═════ TASK DATA

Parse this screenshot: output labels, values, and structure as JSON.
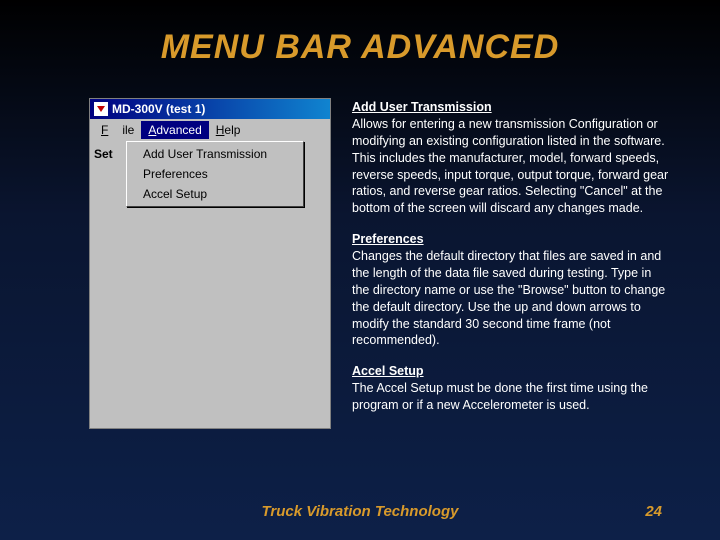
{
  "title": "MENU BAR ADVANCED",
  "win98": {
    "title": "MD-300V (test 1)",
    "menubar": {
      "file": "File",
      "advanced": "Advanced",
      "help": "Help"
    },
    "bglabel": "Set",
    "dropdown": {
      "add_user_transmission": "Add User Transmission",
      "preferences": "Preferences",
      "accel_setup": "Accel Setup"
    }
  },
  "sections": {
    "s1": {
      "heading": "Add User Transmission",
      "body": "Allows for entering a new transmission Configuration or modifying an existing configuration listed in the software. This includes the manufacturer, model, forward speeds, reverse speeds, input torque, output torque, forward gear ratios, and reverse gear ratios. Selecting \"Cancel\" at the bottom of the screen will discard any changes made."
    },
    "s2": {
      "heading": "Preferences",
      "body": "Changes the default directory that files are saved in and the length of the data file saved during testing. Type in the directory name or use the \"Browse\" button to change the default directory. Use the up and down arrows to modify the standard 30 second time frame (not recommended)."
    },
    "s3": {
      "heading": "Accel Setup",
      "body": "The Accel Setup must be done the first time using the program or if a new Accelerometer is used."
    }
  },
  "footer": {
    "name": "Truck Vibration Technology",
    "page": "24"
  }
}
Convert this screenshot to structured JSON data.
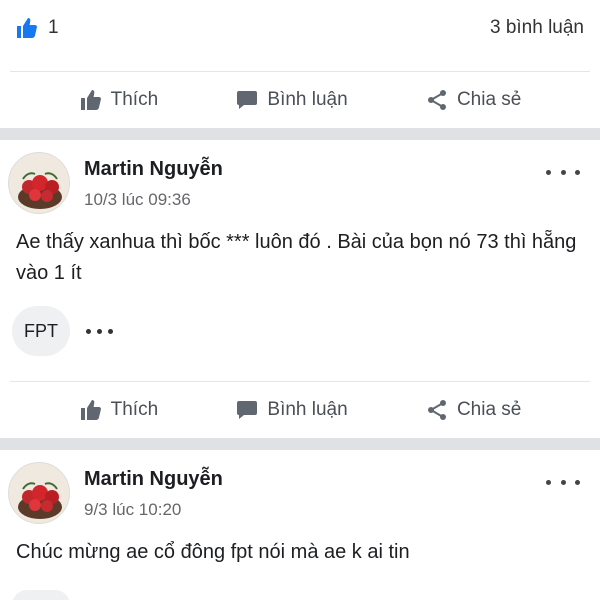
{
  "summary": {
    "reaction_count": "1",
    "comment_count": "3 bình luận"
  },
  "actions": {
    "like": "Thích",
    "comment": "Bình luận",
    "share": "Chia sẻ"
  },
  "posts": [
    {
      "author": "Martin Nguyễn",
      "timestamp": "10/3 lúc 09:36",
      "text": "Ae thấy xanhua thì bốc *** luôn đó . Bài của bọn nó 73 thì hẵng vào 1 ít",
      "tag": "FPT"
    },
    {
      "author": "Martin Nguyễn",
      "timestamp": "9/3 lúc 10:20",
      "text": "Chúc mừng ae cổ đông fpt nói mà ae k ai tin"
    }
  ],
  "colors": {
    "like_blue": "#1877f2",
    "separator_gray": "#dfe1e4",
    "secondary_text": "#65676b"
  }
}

══════════

DESCRIPTION OF THE TASK:
Extract the full listing above verbatim; pictures are to be left out of the copy.

THE REPLY:
Parse this screenshot: output labels, values, and structure as JSON.
{
  "title": "MENU BAR ADVANCED",
  "win98": {
    "title": "MD-300V (test 1)",
    "menubar": {
      "file": "File",
      "advanced": "Advanced",
      "help": "Help"
    },
    "bglabel": "Set",
    "dropdown": {
      "add_user_transmission": "Add User Transmission",
      "preferences": "Preferences",
      "accel_setup": "Accel Setup"
    }
  },
  "sections": {
    "s1": {
      "heading": "Add User Transmission",
      "body": "Allows for entering a new transmission Configuration or modifying an existing configuration listed in the software. This includes the manufacturer, model, forward speeds, reverse speeds, input torque, output torque, forward gear ratios, and reverse gear ratios. Selecting \"Cancel\" at the bottom of the screen will discard any changes made."
    },
    "s2": {
      "heading": "Preferences",
      "body": "Changes the default directory that files are saved in and the length of the data file saved during testing. Type in the directory name or use the \"Browse\" button to change the default directory. Use the up and down arrows to modify the standard 30 second time frame (not recommended)."
    },
    "s3": {
      "heading": "Accel Setup",
      "body": "The Accel Setup must be done the first time using the program or if a new Accelerometer is used."
    }
  },
  "footer": {
    "name": "Truck Vibration Technology",
    "page": "24"
  }
}
Convert this screenshot to structured JSON data.
{
  "summary": {
    "reaction_count": "1",
    "comment_count": "3 bình luận"
  },
  "actions": {
    "like": "Thích",
    "comment": "Bình luận",
    "share": "Chia sẻ"
  },
  "posts": [
    {
      "author": "Martin Nguyễn",
      "timestamp": "10/3 lúc 09:36",
      "text": "Ae thấy xanhua thì bốc *** luôn đó . Bài của bọn nó 73 thì hẵng vào 1 ít",
      "tag": "FPT"
    },
    {
      "author": "Martin Nguyễn",
      "timestamp": "9/3 lúc 10:20",
      "text": "Chúc mừng ae cổ đông fpt nói mà ae k ai tin"
    }
  ],
  "colors": {
    "like_blue": "#1877f2",
    "separator_gray": "#dfe1e4",
    "secondary_text": "#65676b"
  }
}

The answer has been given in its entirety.